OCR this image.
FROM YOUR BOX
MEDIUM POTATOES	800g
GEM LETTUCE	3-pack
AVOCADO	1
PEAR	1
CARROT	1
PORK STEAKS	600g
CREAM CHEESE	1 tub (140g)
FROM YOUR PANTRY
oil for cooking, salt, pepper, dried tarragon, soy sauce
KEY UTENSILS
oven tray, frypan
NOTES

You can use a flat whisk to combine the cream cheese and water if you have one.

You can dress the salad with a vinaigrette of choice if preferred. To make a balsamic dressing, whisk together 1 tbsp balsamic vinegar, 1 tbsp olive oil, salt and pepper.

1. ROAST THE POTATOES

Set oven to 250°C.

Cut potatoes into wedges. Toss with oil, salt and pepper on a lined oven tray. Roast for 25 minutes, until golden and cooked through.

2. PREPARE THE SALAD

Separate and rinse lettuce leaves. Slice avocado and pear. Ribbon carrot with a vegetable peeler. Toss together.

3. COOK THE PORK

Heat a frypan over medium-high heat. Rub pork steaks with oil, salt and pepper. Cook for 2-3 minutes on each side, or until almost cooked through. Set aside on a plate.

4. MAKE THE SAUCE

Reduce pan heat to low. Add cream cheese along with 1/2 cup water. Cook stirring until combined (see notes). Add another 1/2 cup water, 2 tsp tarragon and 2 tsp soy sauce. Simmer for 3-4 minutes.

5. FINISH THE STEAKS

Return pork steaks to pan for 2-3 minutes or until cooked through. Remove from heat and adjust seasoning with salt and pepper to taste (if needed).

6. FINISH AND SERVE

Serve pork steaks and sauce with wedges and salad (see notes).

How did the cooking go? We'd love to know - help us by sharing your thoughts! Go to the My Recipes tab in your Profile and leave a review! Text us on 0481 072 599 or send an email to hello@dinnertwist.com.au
____
Each record should come back exactly as written.

- [Response below]
OCR this image.
FROM YOUR BOX
MEDIUM POTATOES	800g
GEM LETTUCE	3-pack
AVOCADO	1
PEAR	1
CARROT	1
PORK STEAKS	600g
CREAM CHEESE	1 tub (140g)
FROM YOUR PANTRY
oil for cooking, salt, pepper, dried tarragon, soy sauce
KEY UTENSILS
oven tray, frypan
NOTES

You can use a flat whisk to combine the cream cheese and water if you have one.

You can dress the salad with a vinaigrette of choice if preferred. To make a balsamic dressing, whisk together 1 tbsp balsamic vinegar, 1 tbsp olive oil, salt and pepper.

1. ROAST THE POTATOES

Set oven to 250°C.

Cut potatoes into wedges. Toss with oil, salt and pepper on a lined oven tray. Roast for 25 minutes, until golden and cooked through.

2. PREPARE THE SALAD

Separate and rinse lettuce leaves. Slice avocado and pear. Ribbon carrot with a vegetable peeler. Toss together.

3. COOK THE PORK

Heat a frypan over medium-high heat. Rub pork steaks with oil, salt and pepper. Cook for 2-3 minutes on each side, or until almost cooked through. Set aside on a plate.

4. MAKE THE SAUCE

Reduce pan heat to low. Add cream cheese along with 1/2 cup water. Cook stirring until combined (see notes). Add another 1/2 cup water, 2 tsp tarragon and 2 tsp soy sauce. Simmer for 3-4 minutes.

5. FINISH THE STEAKS

Return pork steaks to pan for 2-3 minutes or until cooked through. Remove from heat and adjust seasoning with salt and pepper to taste (if needed).

6. FINISH AND SERVE

Serve pork steaks and sauce with wedges and salad (see notes).

How did the cooking go? We'd love to know - help us by sharing your thoughts! Go to the My Recipes tab in your Profile and leave a review! Text us on 0481 072 599 or send an email to hello@dinnertwist.com.au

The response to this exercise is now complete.